WHAT IS ASKED: Give only the number of lines that include the string "subtitle".

* * *

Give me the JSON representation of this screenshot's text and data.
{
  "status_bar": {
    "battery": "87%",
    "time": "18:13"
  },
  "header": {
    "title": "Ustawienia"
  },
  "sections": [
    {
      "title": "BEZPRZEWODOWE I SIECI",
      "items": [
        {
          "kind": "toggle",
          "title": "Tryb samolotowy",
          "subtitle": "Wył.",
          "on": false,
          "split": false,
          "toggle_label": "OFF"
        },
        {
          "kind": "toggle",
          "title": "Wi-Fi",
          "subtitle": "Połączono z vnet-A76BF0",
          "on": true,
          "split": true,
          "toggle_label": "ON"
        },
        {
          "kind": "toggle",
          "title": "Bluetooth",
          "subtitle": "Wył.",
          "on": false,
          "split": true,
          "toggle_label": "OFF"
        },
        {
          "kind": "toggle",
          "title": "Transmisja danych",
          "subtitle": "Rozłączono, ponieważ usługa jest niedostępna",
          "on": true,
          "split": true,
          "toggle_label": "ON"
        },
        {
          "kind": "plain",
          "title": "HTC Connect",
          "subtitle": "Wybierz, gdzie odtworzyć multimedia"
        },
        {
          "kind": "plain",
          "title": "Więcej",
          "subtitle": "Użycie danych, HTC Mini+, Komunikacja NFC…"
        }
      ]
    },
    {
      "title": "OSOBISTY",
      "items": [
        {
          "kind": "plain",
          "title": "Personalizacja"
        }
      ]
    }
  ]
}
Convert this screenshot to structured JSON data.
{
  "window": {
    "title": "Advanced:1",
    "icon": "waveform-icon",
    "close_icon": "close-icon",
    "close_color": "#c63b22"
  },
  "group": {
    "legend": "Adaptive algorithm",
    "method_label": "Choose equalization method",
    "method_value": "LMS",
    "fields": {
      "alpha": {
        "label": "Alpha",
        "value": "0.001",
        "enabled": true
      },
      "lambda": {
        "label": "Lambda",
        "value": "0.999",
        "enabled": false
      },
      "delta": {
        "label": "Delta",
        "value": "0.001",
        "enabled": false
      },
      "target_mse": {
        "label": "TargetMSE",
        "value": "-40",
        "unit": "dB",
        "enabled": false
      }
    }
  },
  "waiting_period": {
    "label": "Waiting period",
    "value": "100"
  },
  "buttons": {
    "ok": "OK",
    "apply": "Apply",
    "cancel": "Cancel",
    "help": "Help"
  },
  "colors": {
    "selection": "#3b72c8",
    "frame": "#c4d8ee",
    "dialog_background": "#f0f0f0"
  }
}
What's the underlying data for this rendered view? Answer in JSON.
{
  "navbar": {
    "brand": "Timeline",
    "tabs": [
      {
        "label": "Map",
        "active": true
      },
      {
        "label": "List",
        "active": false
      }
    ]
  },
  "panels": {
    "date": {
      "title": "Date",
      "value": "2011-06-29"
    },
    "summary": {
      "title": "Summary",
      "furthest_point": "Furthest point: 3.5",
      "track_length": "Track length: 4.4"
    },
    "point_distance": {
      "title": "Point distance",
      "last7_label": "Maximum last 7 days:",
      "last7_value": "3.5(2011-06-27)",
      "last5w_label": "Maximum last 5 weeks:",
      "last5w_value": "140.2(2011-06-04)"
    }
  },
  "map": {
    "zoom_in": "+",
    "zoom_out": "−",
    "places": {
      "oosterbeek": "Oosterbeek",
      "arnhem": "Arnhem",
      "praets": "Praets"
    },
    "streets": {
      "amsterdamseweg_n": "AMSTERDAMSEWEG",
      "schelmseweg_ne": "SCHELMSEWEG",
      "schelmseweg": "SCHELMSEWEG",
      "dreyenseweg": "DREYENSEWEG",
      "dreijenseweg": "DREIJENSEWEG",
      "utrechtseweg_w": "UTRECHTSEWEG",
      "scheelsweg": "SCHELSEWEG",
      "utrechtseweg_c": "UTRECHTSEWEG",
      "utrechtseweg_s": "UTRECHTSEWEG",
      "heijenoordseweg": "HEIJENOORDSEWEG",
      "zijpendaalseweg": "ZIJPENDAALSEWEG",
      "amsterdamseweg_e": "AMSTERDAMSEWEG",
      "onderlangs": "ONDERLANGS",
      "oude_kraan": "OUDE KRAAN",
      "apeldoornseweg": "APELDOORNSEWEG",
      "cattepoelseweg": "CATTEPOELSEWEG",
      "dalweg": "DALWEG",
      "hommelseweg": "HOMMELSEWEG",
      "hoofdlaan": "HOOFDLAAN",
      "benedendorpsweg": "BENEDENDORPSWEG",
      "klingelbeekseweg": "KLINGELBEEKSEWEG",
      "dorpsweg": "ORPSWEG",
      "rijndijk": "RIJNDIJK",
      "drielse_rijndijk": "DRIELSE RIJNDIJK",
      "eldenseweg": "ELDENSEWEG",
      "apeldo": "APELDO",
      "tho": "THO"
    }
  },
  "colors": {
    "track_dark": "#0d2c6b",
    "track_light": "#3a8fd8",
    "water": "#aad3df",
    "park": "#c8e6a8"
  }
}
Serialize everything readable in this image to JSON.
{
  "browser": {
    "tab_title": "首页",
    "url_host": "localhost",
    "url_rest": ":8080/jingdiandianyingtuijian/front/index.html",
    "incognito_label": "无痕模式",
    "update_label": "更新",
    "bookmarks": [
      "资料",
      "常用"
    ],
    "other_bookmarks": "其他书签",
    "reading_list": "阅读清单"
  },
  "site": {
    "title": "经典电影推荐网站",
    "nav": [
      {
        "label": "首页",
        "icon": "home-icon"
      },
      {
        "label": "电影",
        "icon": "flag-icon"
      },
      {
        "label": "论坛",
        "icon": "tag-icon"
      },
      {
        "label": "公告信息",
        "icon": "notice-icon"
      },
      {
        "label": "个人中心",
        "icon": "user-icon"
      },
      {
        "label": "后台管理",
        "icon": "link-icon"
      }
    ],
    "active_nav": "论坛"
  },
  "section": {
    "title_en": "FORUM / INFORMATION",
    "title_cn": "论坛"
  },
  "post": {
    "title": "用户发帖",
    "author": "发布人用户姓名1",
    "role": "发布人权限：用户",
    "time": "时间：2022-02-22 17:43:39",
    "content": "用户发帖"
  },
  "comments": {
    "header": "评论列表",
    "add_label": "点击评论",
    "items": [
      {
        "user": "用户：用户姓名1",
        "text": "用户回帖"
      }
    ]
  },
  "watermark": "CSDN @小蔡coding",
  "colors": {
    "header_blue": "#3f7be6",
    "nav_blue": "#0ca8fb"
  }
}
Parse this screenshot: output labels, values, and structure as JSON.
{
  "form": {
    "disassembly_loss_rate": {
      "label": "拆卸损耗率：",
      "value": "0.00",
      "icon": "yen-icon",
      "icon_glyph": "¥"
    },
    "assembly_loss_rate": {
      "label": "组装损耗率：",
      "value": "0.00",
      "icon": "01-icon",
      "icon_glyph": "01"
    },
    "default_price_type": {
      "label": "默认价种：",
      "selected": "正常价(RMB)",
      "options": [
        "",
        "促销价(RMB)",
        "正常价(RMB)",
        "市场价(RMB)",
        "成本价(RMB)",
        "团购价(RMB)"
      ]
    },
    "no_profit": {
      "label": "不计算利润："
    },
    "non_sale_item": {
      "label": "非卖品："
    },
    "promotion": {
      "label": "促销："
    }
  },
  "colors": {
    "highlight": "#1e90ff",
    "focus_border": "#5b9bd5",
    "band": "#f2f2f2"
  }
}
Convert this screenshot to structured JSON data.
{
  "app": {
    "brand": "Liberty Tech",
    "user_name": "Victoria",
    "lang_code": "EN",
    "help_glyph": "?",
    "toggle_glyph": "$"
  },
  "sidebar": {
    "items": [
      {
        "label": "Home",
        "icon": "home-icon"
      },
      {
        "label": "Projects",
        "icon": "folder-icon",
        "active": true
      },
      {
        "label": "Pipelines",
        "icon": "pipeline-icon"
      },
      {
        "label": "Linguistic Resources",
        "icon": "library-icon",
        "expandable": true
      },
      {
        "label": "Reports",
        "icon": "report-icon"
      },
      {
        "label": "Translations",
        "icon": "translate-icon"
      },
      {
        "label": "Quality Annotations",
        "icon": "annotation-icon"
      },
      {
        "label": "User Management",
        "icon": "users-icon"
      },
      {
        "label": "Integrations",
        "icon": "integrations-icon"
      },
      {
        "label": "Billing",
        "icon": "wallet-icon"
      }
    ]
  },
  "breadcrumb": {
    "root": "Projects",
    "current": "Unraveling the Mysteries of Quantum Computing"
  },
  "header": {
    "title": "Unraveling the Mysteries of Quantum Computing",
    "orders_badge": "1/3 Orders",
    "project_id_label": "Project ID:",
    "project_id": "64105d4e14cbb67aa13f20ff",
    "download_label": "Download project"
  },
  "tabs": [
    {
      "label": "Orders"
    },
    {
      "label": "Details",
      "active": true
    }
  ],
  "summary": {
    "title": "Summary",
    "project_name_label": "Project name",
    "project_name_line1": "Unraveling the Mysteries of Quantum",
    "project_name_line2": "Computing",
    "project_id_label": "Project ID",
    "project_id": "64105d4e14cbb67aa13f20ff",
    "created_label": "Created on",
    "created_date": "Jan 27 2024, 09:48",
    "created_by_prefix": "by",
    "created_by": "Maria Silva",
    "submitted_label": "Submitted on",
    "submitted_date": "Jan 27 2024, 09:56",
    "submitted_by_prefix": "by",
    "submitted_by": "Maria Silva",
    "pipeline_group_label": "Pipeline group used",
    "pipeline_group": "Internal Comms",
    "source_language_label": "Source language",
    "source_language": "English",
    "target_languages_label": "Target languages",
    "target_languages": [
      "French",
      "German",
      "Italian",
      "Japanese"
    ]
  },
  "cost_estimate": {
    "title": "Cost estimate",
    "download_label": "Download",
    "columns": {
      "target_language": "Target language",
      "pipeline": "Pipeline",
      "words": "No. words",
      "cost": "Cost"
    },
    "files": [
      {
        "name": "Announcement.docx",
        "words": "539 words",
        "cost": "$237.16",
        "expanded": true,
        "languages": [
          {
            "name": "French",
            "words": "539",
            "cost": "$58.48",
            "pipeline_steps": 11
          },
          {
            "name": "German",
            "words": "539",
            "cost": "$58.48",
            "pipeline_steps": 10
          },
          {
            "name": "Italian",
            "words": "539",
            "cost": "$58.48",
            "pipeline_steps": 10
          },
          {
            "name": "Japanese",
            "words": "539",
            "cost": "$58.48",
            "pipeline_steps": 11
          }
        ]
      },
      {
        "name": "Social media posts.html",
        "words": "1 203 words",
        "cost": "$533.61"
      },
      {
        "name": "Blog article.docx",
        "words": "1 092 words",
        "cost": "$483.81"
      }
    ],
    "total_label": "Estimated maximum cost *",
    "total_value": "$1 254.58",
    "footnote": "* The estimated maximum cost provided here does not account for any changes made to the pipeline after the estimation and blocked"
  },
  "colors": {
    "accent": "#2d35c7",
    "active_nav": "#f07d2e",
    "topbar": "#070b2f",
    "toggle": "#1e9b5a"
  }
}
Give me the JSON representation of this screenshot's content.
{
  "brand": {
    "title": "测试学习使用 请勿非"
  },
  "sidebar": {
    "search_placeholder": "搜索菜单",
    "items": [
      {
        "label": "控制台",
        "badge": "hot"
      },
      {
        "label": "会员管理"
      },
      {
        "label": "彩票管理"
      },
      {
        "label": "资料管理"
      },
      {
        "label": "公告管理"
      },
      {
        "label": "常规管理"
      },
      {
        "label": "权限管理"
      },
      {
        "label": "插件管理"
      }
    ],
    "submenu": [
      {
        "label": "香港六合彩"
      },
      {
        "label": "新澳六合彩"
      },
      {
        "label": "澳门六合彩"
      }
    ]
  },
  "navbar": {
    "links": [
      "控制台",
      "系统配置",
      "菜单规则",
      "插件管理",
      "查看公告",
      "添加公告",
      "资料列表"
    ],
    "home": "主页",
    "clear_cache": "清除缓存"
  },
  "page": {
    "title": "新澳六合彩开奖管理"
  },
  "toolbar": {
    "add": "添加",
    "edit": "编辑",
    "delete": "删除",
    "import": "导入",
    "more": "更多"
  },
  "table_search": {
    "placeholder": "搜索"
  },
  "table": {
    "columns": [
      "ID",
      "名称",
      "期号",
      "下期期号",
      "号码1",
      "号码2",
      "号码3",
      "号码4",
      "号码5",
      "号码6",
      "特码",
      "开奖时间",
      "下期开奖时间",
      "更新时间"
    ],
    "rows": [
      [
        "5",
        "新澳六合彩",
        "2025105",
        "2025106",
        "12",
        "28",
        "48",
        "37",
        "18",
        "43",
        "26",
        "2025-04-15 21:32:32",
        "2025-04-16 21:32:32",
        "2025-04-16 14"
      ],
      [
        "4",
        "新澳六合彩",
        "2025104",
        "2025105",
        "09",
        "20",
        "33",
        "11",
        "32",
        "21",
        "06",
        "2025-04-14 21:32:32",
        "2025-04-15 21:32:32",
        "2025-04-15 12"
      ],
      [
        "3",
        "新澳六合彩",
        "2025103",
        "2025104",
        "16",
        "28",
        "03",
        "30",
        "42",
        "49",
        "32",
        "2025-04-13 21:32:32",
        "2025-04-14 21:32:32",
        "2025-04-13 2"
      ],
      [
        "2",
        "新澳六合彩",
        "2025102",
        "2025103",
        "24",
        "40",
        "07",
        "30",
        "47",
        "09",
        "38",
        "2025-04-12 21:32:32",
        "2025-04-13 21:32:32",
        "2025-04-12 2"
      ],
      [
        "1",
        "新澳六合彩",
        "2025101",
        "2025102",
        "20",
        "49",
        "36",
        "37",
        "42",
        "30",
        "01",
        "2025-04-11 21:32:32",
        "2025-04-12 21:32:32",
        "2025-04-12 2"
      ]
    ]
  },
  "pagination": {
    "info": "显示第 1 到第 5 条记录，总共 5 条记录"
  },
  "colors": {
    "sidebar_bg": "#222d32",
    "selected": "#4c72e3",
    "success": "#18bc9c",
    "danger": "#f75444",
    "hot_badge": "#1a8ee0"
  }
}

* * *

EXPECTED ANSWER: 6